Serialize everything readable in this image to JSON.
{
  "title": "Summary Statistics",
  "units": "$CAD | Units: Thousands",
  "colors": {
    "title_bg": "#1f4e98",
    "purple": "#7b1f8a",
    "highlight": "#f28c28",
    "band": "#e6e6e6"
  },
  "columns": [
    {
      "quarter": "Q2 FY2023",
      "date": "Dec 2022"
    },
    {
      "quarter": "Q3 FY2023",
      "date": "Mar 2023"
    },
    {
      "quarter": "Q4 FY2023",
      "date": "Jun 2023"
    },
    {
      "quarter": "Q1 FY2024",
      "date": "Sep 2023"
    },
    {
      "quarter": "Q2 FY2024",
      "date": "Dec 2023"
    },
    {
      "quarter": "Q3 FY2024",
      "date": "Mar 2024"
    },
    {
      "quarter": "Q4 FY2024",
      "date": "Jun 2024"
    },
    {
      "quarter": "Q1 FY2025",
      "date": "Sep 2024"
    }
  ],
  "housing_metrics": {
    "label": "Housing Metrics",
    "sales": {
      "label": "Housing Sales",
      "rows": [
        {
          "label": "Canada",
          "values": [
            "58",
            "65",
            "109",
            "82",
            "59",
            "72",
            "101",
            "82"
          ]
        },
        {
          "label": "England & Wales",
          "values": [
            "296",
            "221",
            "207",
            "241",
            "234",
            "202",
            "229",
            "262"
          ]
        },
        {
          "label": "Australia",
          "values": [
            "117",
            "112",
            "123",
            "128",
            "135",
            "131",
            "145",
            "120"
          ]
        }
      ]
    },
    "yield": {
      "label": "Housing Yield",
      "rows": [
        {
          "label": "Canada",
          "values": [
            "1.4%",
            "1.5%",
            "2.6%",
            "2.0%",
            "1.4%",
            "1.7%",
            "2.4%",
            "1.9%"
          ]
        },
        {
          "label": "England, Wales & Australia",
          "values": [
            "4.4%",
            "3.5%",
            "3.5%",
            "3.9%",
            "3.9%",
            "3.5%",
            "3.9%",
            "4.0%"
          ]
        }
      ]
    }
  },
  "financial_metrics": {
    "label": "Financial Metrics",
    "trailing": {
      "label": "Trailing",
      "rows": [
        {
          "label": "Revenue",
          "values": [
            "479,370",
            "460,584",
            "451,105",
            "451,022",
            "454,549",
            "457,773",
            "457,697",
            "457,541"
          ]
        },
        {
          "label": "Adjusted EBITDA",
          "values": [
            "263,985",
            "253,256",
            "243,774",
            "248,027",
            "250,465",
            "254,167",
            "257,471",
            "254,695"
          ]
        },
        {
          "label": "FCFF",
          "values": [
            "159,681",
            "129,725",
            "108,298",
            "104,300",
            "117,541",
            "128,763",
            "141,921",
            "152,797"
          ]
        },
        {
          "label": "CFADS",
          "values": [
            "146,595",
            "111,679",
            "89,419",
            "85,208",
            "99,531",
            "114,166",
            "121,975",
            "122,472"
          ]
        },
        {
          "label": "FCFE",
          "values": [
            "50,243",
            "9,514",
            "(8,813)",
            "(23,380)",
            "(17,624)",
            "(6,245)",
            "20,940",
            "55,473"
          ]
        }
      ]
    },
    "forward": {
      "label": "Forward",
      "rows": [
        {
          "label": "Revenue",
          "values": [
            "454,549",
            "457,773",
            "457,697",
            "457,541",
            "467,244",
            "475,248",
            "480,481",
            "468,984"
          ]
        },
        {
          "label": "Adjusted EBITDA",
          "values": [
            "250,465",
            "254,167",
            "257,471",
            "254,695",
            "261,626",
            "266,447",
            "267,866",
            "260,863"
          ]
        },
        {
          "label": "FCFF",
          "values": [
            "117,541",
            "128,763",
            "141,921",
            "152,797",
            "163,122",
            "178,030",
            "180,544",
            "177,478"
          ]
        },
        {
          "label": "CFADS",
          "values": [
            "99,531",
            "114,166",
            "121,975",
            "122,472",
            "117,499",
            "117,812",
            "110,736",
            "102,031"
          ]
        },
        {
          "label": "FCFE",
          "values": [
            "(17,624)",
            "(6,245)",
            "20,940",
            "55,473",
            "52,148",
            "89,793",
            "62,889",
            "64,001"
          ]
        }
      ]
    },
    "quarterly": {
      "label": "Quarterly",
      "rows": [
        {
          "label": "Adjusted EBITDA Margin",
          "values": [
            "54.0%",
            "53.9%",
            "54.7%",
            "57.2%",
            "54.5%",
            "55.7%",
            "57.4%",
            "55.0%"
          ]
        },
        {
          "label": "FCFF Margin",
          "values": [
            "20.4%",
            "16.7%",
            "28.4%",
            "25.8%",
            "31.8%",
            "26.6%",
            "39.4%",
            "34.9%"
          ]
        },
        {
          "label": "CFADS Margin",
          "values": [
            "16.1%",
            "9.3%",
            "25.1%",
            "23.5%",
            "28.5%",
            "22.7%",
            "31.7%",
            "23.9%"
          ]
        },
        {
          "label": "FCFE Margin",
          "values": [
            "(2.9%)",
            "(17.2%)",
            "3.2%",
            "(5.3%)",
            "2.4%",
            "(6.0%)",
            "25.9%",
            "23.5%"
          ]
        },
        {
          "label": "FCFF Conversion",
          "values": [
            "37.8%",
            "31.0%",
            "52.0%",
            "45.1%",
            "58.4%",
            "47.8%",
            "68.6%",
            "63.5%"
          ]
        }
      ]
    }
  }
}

_ _ _ _ _ _ _

*Required work*:
Extract lines where the string "FCFF" occurs.

*Solution to this problem*:
          "label": "FCFF",
          "label": "FCFF",
          "label": "FCFF Margin",
          "label": "FCFF Conversion",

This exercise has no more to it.